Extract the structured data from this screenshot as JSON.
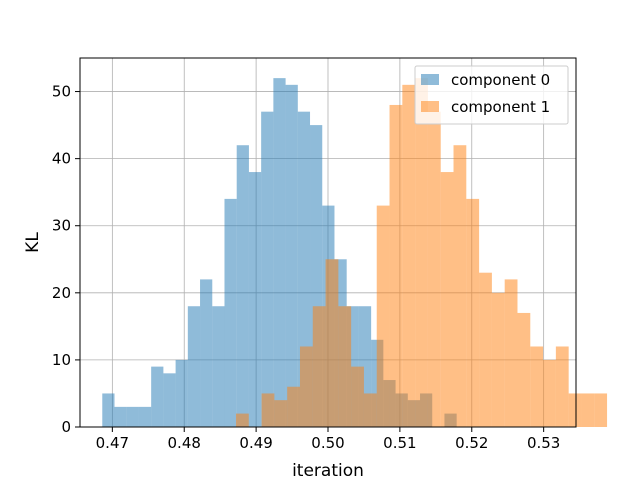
{
  "chart_data": {
    "type": "bar",
    "subtype": "histogram",
    "title": "",
    "xlabel": "iteration",
    "ylabel": "KL",
    "xlim": [
      0.4655,
      0.5345
    ],
    "ylim": [
      0,
      55
    ],
    "xticks": [
      "0.47",
      "0.48",
      "0.49",
      "0.50",
      "0.51",
      "0.52",
      "0.53"
    ],
    "yticks": [
      "0",
      "10",
      "20",
      "30",
      "40",
      "50"
    ],
    "grid": true,
    "legend_position": "top-right",
    "overlap_alpha": 0.5,
    "series": [
      {
        "name": "component 0",
        "color": "#1f77b4",
        "bin_start": 0.4686,
        "bin_width": 0.0017,
        "counts": [
          5,
          3,
          3,
          3,
          9,
          8,
          10,
          18,
          22,
          18,
          34,
          42,
          38,
          47,
          52,
          51,
          47,
          45,
          33,
          25,
          18,
          18,
          13,
          7,
          5,
          4,
          5,
          0,
          2
        ]
      },
      {
        "name": "component 1",
        "color": "#ff7f0e",
        "bin_start": 0.4872,
        "bin_width": 0.00178,
        "counts": [
          2,
          0,
          5,
          4,
          6,
          12,
          18,
          25,
          18,
          9,
          5,
          33,
          48,
          51,
          52,
          47,
          38,
          42,
          34,
          23,
          20,
          22,
          17,
          12,
          10,
          12,
          5,
          5,
          5
        ]
      }
    ]
  }
}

EXERCISE DETAILS
Transcribe every line from the records above without alteration, and leave out the images.

TASK RESULT
Extract the structured data from this screenshot as JSON.
{
  "chart_data": {
    "type": "bar",
    "subtype": "histogram",
    "title": "",
    "xlabel": "iteration",
    "ylabel": "KL",
    "xlim": [
      0.4655,
      0.5345
    ],
    "ylim": [
      0,
      55
    ],
    "xticks": [
      "0.47",
      "0.48",
      "0.49",
      "0.50",
      "0.51",
      "0.52",
      "0.53"
    ],
    "yticks": [
      "0",
      "10",
      "20",
      "30",
      "40",
      "50"
    ],
    "grid": true,
    "legend_position": "top-right",
    "overlap_alpha": 0.5,
    "series": [
      {
        "name": "component 0",
        "color": "#1f77b4",
        "bin_start": 0.4686,
        "bin_width": 0.0017,
        "counts": [
          5,
          3,
          3,
          3,
          9,
          8,
          10,
          18,
          22,
          18,
          34,
          42,
          38,
          47,
          52,
          51,
          47,
          45,
          33,
          25,
          18,
          18,
          13,
          7,
          5,
          4,
          5,
          0,
          2
        ]
      },
      {
        "name": "component 1",
        "color": "#ff7f0e",
        "bin_start": 0.4872,
        "bin_width": 0.00178,
        "counts": [
          2,
          0,
          5,
          4,
          6,
          12,
          18,
          25,
          18,
          9,
          5,
          33,
          48,
          51,
          52,
          47,
          38,
          42,
          34,
          23,
          20,
          22,
          17,
          12,
          10,
          12,
          5,
          5,
          5
        ]
      }
    ]
  }
}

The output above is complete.